### Stored data entries

========================

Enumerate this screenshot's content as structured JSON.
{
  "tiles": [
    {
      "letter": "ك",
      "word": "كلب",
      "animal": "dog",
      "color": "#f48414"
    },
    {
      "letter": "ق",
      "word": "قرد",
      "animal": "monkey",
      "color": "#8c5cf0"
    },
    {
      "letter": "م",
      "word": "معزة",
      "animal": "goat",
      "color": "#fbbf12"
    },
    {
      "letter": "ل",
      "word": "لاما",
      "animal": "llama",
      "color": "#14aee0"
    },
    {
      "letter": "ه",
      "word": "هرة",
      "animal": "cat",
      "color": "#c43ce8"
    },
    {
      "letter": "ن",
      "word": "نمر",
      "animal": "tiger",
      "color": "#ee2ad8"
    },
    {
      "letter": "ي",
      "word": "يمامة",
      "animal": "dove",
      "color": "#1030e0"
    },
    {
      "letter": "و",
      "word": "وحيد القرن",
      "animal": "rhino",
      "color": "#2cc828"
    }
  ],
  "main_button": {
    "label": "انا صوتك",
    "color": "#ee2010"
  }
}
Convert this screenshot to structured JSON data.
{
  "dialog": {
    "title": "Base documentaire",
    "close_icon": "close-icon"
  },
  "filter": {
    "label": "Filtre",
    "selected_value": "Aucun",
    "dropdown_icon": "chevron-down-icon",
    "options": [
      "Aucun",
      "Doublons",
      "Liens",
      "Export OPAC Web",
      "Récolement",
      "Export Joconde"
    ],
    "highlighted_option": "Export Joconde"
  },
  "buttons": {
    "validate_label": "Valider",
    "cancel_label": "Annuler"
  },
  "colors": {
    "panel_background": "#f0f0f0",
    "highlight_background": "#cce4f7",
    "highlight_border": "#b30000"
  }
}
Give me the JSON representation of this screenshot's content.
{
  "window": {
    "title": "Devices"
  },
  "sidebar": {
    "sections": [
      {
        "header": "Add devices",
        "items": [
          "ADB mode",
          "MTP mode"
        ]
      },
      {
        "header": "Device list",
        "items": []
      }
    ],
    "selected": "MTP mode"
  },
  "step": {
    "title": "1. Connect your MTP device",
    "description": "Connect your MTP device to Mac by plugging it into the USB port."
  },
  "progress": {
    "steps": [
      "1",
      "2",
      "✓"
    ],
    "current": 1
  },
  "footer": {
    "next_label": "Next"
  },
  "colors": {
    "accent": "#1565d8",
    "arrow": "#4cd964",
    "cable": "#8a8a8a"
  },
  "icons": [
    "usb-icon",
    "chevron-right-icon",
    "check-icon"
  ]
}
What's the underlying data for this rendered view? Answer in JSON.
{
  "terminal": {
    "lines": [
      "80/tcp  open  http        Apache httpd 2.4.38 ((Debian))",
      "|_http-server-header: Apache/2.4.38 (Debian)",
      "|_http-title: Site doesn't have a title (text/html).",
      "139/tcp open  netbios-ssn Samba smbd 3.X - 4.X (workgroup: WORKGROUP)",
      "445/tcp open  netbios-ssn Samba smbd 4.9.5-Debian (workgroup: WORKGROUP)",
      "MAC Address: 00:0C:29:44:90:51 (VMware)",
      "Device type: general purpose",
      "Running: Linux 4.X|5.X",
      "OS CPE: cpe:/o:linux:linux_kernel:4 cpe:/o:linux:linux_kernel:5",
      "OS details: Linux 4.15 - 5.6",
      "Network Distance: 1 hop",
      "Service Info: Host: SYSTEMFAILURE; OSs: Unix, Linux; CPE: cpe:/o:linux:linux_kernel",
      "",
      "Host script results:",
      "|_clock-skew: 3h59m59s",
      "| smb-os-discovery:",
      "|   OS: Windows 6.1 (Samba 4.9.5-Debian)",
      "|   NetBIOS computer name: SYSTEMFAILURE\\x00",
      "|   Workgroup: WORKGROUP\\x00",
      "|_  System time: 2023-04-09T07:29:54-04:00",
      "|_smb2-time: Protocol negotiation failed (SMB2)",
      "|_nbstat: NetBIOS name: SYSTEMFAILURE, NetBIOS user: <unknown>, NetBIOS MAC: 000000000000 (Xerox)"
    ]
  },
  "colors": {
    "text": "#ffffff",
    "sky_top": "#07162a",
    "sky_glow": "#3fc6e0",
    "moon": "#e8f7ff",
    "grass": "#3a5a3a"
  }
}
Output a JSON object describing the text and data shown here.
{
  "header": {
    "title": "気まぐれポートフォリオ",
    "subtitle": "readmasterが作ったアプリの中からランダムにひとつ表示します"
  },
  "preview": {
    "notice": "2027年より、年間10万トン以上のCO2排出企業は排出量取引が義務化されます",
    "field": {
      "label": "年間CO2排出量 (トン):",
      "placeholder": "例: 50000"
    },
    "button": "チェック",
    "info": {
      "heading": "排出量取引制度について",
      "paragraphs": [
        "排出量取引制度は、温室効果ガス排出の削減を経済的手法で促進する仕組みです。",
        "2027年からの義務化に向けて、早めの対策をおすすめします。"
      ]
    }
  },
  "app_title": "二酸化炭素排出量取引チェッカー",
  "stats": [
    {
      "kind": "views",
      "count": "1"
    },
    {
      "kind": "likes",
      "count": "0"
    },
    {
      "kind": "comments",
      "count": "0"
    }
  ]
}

========================

### WHAT YOU ARE ASKED TO DO
Reproduce the entries above exactly.

### FINAL RESULT
Enumerate this screenshot's content as structured JSON.
{
  "tiles": [
    {
      "letter": "ك",
      "word": "كلب",
      "animal": "dog",
      "color": "#f48414"
    },
    {
      "letter": "ق",
      "word": "قرد",
      "animal": "monkey",
      "color": "#8c5cf0"
    },
    {
      "letter": "م",
      "word": "معزة",
      "animal": "goat",
      "color": "#fbbf12"
    },
    {
      "letter": "ل",
      "word": "لاما",
      "animal": "llama",
      "color": "#14aee0"
    },
    {
      "letter": "ه",
      "word": "هرة",
      "animal": "cat",
      "color": "#c43ce8"
    },
    {
      "letter": "ن",
      "word": "نمر",
      "animal": "tiger",
      "color": "#ee2ad8"
    },
    {
      "letter": "ي",
      "word": "يمامة",
      "animal": "dove",
      "color": "#1030e0"
    },
    {
      "letter": "و",
      "word": "وحيد القرن",
      "animal": "rhino",
      "color": "#2cc828"
    }
  ],
  "main_button": {
    "label": "انا صوتك",
    "color": "#ee2010"
  }
}
Convert this screenshot to structured JSON data.
{
  "dialog": {
    "title": "Base documentaire",
    "close_icon": "close-icon"
  },
  "filter": {
    "label": "Filtre",
    "selected_value": "Aucun",
    "dropdown_icon": "chevron-down-icon",
    "options": [
      "Aucun",
      "Doublons",
      "Liens",
      "Export OPAC Web",
      "Récolement",
      "Export Joconde"
    ],
    "highlighted_option": "Export Joconde"
  },
  "buttons": {
    "validate_label": "Valider",
    "cancel_label": "Annuler"
  },
  "colors": {
    "panel_background": "#f0f0f0",
    "highlight_background": "#cce4f7",
    "highlight_border": "#b30000"
  }
}
Give me the JSON representation of this screenshot's content.
{
  "window": {
    "title": "Devices"
  },
  "sidebar": {
    "sections": [
      {
        "header": "Add devices",
        "items": [
          "ADB mode",
          "MTP mode"
        ]
      },
      {
        "header": "Device list",
        "items": []
      }
    ],
    "selected": "MTP mode"
  },
  "step": {
    "title": "1. Connect your MTP device",
    "description": "Connect your MTP device to Mac by plugging it into the USB port."
  },
  "progress": {
    "steps": [
      "1",
      "2",
      "✓"
    ],
    "current": 1
  },
  "footer": {
    "next_label": "Next"
  },
  "colors": {
    "accent": "#1565d8",
    "arrow": "#4cd964",
    "cable": "#8a8a8a"
  },
  "icons": [
    "usb-icon",
    "chevron-right-icon",
    "check-icon"
  ]
}
What's the underlying data for this rendered view? Answer in JSON.
{
  "terminal": {
    "lines": [
      "80/tcp  open  http        Apache httpd 2.4.38 ((Debian))",
      "|_http-server-header: Apache/2.4.38 (Debian)",
      "|_http-title: Site doesn't have a title (text/html).",
      "139/tcp open  netbios-ssn Samba smbd 3.X - 4.X (workgroup: WORKGROUP)",
      "445/tcp open  netbios-ssn Samba smbd 4.9.5-Debian (workgroup: WORKGROUP)",
      "MAC Address: 00:0C:29:44:90:51 (VMware)",
      "Device type: general purpose",
      "Running: Linux 4.X|5.X",
      "OS CPE: cpe:/o:linux:linux_kernel:4 cpe:/o:linux:linux_kernel:5",
      "OS details: Linux 4.15 - 5.6",
      "Network Distance: 1 hop",
      "Service Info: Host: SYSTEMFAILURE; OSs: Unix, Linux; CPE: cpe:/o:linux:linux_kernel",
      "",
      "Host script results:",
      "|_clock-skew: 3h59m59s",
      "| smb-os-discovery:",
      "|   OS: Windows 6.1 (Samba 4.9.5-Debian)",
      "|   NetBIOS computer name: SYSTEMFAILURE\\x00",
      "|   Workgroup: WORKGROUP\\x00",
      "|_  System time: 2023-04-09T07:29:54-04:00",
      "|_smb2-time: Protocol negotiation failed (SMB2)",
      "|_nbstat: NetBIOS name: SYSTEMFAILURE, NetBIOS user: <unknown>, NetBIOS MAC: 000000000000 (Xerox)"
    ]
  },
  "colors": {
    "text": "#ffffff",
    "sky_top": "#07162a",
    "sky_glow": "#3fc6e0",
    "moon": "#e8f7ff",
    "grass": "#3a5a3a"
  }
}
Output a JSON object describing the text and data shown here.
{
  "header": {
    "title": "気まぐれポートフォリオ",
    "subtitle": "readmasterが作ったアプリの中からランダムにひとつ表示します"
  },
  "preview": {
    "notice": "2027年より、年間10万トン以上のCO2排出企業は排出量取引が義務化されます",
    "field": {
      "label": "年間CO2排出量 (トン):",
      "placeholder": "例: 50000"
    },
    "button": "チェック",
    "info": {
      "heading": "排出量取引制度について",
      "paragraphs": [
        "排出量取引制度は、温室効果ガス排出の削減を経済的手法で促進する仕組みです。",
        "2027年からの義務化に向けて、早めの対策をおすすめします。"
      ]
    }
  },
  "app_title": "二酸化炭素排出量取引チェッカー",
  "stats": [
    {
      "kind": "views",
      "count": "1"
    },
    {
      "kind": "likes",
      "count": "0"
    },
    {
      "kind": "comments",
      "count": "0"
    }
  ]
}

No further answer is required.